§ **Exercise details**
Reproduce every one of the rows below, substituting "coordinates" for each occurrence of "bounding boxes" and leaving all other text unchanged.

Stored entries:
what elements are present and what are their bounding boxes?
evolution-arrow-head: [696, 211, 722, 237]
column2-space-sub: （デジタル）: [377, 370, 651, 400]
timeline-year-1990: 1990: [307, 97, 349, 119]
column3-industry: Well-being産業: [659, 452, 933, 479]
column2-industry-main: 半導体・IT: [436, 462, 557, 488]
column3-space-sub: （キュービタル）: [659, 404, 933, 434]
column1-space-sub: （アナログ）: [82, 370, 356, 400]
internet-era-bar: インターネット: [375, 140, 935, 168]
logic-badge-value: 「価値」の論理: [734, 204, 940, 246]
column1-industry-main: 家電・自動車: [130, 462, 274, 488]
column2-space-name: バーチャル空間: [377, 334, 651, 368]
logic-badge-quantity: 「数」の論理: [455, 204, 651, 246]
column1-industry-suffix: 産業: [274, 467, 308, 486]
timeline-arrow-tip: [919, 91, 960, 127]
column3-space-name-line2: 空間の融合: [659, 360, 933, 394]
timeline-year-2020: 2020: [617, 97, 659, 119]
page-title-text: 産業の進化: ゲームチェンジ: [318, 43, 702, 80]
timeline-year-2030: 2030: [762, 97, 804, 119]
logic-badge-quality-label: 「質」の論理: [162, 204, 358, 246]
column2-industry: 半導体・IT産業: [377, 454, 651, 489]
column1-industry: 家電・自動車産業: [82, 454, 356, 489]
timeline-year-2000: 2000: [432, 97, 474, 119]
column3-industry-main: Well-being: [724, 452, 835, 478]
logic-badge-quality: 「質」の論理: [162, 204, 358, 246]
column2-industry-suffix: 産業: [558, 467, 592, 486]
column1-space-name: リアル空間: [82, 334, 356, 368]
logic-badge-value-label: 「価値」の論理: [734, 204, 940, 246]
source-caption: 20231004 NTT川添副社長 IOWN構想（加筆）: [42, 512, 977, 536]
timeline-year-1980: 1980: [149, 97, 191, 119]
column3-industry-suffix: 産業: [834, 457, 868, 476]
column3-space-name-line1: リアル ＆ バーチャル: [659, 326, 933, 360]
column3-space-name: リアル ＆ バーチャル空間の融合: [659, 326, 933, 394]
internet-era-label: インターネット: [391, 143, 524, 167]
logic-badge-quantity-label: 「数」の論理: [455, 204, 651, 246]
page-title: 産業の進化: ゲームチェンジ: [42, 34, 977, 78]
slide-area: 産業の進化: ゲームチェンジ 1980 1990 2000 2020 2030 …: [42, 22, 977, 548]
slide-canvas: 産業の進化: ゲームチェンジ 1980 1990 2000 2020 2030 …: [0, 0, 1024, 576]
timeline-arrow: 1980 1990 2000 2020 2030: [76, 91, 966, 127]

§ **Full output**
what elements are present and what are their coordinates?
evolution-arrow-head: [696, 211, 722, 237]
column2-space-sub: （デジタル）: [377, 370, 651, 400]
timeline-year-1990: 1990: [307, 97, 349, 119]
column3-industry: Well-being産業: [659, 452, 933, 479]
column2-industry-main: 半導体・IT: [436, 462, 557, 488]
column3-space-sub: （キュービタル）: [659, 404, 933, 434]
column1-space-sub: （アナログ）: [82, 370, 356, 400]
internet-era-bar: インターネット: [375, 140, 935, 168]
logic-badge-value: 「価値」の論理: [734, 204, 940, 246]
column1-industry-main: 家電・自動車: [130, 462, 274, 488]
column2-space-name: バーチャル空間: [377, 334, 651, 368]
logic-badge-quantity: 「数」の論理: [455, 204, 651, 246]
column1-industry-suffix: 産業: [274, 467, 308, 486]
timeline-arrow-tip: [919, 91, 960, 127]
column3-space-name-line2: 空間の融合: [659, 360, 933, 394]
timeline-year-2020: 2020: [617, 97, 659, 119]
page-title-text: 産業の進化: ゲームチェンジ: [318, 43, 702, 80]
timeline-year-2030: 2030: [762, 97, 804, 119]
logic-badge-quality-label: 「質」の論理: [162, 204, 358, 246]
column2-industry: 半導体・IT産業: [377, 454, 651, 489]
column1-industry: 家電・自動車産業: [82, 454, 356, 489]
timeline-year-2000: 2000: [432, 97, 474, 119]
column3-industry-main: Well-being: [724, 452, 835, 478]
logic-badge-quality: 「質」の論理: [162, 204, 358, 246]
column2-industry-suffix: 産業: [558, 467, 592, 486]
column1-space-name: リアル空間: [82, 334, 356, 368]
logic-badge-value-label: 「価値」の論理: [734, 204, 940, 246]
source-caption: 20231004 NTT川添副社長 IOWN構想（加筆）: [42, 512, 977, 536]
timeline-year-1980: 1980: [149, 97, 191, 119]
column3-industry-suffix: 産業: [834, 457, 868, 476]
column3-space-name-line1: リアル ＆ バーチャル: [659, 326, 933, 360]
column3-space-name: リアル ＆ バーチャル空間の融合: [659, 326, 933, 394]
internet-era-label: インターネット: [391, 143, 524, 167]
logic-badge-quantity-label: 「数」の論理: [455, 204, 651, 246]
page-title: 産業の進化: ゲームチェンジ: [42, 34, 977, 78]
slide-area: 産業の進化: ゲームチェンジ 1980 1990 2000 2020 2030 …: [42, 22, 977, 548]
slide-canvas: 産業の進化: ゲームチェンジ 1980 1990 2000 2020 2030 …: [0, 0, 1024, 576]
timeline-arrow: 1980 1990 2000 2020 2030: [76, 91, 966, 127]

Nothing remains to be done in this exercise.